> **Directive**:
In the forum thread below, why does the first poster ask others what kind of language they would design? Answer in one to three sentences.

> **Text**:
--- Start ---

Name: Anonymous 2010-04-13 22:27

So guys. I have a stupid question to ask: if you were going to design a language what would it be like?

I'm curious to know /prog/'s ideas. We argue language features a lot, and feature interplay a little, but we rarely get down to feature holism. (I'm not asking /prog/ in cooperation to design a language, but that might be hilarious.)

I'm asking because for all my opinions and dissatisfaction with the majority of languages I use I'm still stumped as to what I would like to see, ideally. (Obviously the right-tool-for-the-job maxim applies, but even when I pick a specialization I run into problems making up my mind.)

Name: Anonymous 2010-04-13 22:36

>>2
Dispense with the trolling for a moment and try being insightful.

>>1
It really depends what the language is for, and whether you want it to interface with some existing platform. For example, I'm really fond of Haskell for most "write fucking everything from scratch" projects these days, but if I'm writing, say, a Cocoa or Java shitfest, I'll turn to some form of Lisp.

There is not a good systems language right now. I think there's plenty of room for a new language in that market. I'm talking about the kind of low-level stuff where you absolutely need either C or assembly; stuff that isn't as sensitive to performance as to memory usage or subtle bugs, which means Sepples is an even worse idea than usual. The offerings are really pretty poor here, and people writing this kind of code have to do a lot of work up front that the compiler could handle.

--- End ---

> **Material supplied**:

--- Start ---

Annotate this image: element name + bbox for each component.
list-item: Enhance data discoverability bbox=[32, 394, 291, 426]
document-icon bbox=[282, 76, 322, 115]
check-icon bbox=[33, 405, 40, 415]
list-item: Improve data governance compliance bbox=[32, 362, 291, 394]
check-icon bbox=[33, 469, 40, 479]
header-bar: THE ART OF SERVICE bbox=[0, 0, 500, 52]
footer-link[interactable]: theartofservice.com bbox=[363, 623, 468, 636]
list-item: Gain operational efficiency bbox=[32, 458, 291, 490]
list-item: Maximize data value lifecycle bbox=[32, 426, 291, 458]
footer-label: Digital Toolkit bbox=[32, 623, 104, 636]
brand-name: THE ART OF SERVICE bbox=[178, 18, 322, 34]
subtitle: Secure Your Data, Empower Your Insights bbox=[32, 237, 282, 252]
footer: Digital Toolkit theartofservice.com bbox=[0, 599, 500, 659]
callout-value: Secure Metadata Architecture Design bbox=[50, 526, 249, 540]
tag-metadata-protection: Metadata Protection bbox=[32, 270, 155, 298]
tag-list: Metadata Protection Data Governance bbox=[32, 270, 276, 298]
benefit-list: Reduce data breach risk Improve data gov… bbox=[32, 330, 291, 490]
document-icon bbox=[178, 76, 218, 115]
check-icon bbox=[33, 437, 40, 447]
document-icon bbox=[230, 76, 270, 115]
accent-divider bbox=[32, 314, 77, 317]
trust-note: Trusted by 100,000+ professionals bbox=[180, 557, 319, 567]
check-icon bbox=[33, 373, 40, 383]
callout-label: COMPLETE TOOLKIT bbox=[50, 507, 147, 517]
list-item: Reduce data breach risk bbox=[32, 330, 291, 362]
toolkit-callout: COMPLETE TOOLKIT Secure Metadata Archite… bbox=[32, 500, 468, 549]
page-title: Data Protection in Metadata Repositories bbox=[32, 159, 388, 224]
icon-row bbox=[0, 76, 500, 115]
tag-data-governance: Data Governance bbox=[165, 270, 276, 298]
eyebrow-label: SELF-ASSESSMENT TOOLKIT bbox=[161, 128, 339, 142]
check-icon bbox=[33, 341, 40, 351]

--- End ---

> **Response to the task**:
The poster has many opinions about most of the languages they use and is dissatisfied with them, yet still can't decide what they would ideally want to see. Even after choosing a specialization, they run into trouble making up their mind.